:: DATA SHOWN ::
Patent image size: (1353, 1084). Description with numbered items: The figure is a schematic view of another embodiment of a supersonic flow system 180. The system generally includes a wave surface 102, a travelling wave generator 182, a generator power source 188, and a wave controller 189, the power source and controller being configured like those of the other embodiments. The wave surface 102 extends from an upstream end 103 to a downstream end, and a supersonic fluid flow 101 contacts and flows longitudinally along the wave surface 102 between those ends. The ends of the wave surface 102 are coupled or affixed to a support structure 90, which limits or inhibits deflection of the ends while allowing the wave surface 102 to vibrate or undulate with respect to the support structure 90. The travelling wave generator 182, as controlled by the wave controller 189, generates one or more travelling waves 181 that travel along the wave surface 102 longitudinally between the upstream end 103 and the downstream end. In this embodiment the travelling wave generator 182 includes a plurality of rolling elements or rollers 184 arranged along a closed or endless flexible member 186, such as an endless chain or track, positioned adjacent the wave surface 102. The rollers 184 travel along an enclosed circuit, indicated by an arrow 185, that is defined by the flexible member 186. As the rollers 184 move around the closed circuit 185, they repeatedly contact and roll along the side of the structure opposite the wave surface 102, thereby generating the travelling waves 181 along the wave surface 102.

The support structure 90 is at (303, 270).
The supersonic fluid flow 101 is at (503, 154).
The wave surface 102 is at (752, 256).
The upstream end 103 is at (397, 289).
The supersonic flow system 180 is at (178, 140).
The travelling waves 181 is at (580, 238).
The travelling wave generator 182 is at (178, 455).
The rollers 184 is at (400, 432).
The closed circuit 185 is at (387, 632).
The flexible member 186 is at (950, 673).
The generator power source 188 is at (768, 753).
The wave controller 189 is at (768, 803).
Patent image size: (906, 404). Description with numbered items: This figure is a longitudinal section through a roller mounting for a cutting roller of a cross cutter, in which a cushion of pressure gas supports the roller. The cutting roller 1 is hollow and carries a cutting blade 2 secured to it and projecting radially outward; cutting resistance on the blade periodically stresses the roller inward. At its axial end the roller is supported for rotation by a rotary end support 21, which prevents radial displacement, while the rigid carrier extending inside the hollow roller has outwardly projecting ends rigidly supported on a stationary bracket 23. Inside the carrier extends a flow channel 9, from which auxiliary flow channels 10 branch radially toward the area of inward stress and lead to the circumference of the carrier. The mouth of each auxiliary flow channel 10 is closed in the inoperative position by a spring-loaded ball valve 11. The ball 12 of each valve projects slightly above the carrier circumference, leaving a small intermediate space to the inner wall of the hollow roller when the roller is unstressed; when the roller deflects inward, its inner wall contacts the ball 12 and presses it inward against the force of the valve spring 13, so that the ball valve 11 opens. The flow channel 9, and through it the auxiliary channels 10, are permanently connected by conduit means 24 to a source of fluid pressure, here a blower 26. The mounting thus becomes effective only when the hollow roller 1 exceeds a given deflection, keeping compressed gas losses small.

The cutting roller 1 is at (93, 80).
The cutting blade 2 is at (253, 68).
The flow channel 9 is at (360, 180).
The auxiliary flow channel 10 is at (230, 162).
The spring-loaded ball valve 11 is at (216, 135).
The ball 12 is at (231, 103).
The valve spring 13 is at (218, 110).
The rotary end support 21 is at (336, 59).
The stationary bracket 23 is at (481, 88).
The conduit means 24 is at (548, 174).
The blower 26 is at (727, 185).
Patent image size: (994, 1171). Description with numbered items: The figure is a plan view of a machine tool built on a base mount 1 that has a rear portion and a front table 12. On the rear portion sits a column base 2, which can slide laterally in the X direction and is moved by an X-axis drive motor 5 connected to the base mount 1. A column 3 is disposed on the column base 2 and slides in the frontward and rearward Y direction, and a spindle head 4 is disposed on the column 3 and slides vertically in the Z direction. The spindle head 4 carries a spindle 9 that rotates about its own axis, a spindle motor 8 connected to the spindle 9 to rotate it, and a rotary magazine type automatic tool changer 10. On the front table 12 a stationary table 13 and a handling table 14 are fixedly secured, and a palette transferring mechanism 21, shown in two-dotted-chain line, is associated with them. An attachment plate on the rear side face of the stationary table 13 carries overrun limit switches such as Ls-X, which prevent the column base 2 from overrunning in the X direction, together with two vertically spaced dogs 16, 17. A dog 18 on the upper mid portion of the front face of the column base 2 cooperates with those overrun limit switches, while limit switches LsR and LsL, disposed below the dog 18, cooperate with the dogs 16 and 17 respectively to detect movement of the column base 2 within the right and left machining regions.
:::
WORK INSTRUCTIONS: Output as a JSON list of strings, one per line, the lines from the line containing "Patent image size: (906, 404)." through the line containing "The blower 26 is at (727, 185).", including both, and leave out blank lines.

CORRECT OUTPUT:
[
  "Patent image size: (906, 404). Description with numbered items: This figure is a longitudinal section through a roller mounting for a cutting roller of a cross cutter, in which a cushion of pressure gas supports the roller. The cutting roller 1 is hollow and carries a cutting blade 2 secured to it and projecting radially outward; cutting resistance on the blade periodically stresses the roller inward. At its axial end the roller is supported for rotation by a rotary end support 21, which prevents radial displacement, while the rigid carrier extending inside the hollow roller has outwardly projecting ends rigidly supported on a stationary bracket 23. Inside the carrier extends a flow channel 9, from which auxiliary flow channels 10 branch radially toward the area of inward stress and lead to the circumference of the carrier. The mouth of each auxiliary flow channel 10 is closed in the inoperative position by a spring-loaded ball valve 11. The ball 12 of each valve projects slightly above the carrier circumference, leaving a small intermediate space to the inner wall of the hollow roller when the roller is unstressed; when the roller deflects inward, its inner wall contacts the ball 12 and presses it inward against the force of the valve spring 13, so that the ball valve 11 opens. The flow channel 9, and through it the auxiliary channels 10, are permanently connected by conduit means 24 to a source of fluid pressure, here a blower 26. The mounting thus becomes effective only when the hollow roller 1 exceeds a given deflection, keeping compressed gas losses small.",
  "The cutting roller 1 is at (93, 80).",
  "The cutting blade 2 is at (253, 68).",
  "The flow channel 9 is at (360, 180).",
  "The auxiliary flow channel 10 is at (230, 162).",
  "The spring-loaded ball valve 11 is at (216, 135).",
  "The ball 12 is at (231, 103).",
  "The valve spring 13 is at (218, 110).",
  "The rotary end support 21 is at (336, 59).",
  "The stationary bracket 23 is at (481, 88).",
  "The conduit means 24 is at (548, 174).",
  "The blower 26 is at (727, 185)."
]